→ **Work order**
Filter on the word "this": copy each matching line from the listing below.

═════ Recorded data

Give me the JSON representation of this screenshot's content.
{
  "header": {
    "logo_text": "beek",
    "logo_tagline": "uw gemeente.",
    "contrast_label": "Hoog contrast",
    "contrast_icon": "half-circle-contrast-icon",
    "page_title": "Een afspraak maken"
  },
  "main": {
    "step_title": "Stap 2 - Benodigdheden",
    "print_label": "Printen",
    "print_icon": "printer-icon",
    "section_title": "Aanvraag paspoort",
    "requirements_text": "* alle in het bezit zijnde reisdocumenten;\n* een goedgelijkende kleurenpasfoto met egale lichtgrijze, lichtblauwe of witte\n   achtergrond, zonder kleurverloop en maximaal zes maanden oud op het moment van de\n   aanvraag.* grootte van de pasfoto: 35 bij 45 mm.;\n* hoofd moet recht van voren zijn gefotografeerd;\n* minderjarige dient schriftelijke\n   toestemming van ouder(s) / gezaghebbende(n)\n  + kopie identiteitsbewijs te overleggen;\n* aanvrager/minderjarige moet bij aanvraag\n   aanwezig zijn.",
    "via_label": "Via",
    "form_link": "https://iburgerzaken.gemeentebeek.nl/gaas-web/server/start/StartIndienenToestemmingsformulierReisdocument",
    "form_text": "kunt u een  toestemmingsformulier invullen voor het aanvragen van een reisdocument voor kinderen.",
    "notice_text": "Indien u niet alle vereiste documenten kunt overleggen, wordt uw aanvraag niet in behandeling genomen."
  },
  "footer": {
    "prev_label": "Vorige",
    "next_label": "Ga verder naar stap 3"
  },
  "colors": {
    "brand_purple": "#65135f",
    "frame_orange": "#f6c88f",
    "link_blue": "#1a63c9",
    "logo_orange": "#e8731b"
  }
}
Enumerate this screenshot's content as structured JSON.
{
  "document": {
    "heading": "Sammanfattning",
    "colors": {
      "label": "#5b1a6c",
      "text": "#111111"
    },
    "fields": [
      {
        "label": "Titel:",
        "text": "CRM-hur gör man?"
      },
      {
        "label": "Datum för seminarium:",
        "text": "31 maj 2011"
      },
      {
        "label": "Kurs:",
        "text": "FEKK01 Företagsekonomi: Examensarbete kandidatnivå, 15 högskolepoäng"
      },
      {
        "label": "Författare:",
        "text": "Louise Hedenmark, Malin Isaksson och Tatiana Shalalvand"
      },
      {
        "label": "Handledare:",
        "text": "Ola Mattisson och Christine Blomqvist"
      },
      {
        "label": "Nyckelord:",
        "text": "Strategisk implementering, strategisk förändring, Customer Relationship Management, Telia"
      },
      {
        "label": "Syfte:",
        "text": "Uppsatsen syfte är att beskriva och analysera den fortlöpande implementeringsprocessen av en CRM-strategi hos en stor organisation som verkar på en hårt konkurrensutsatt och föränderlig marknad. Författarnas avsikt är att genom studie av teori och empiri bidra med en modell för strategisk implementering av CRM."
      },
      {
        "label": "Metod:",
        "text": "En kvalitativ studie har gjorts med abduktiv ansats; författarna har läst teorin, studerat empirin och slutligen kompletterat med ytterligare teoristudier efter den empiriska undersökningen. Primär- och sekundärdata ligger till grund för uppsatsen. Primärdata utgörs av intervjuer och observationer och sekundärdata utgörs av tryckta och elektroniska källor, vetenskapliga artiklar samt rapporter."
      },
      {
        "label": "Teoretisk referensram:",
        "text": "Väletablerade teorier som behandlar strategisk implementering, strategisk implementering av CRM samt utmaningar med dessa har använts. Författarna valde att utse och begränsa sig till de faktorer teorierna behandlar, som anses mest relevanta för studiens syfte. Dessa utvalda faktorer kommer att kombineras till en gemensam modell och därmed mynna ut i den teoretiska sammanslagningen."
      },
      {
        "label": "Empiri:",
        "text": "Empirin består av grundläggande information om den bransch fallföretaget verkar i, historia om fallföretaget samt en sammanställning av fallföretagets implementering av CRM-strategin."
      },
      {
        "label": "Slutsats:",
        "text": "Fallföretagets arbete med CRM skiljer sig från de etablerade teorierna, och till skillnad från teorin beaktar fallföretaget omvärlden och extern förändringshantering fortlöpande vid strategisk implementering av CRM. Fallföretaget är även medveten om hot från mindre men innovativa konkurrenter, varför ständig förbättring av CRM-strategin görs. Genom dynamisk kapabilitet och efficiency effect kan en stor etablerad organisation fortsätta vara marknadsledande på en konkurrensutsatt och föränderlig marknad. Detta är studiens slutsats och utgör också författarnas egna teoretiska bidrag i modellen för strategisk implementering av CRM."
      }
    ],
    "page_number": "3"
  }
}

══════════

→ **Answer section**
Give me the JSON representation of this screenshot's content.
Enumerate this screenshot's content as structured JSON.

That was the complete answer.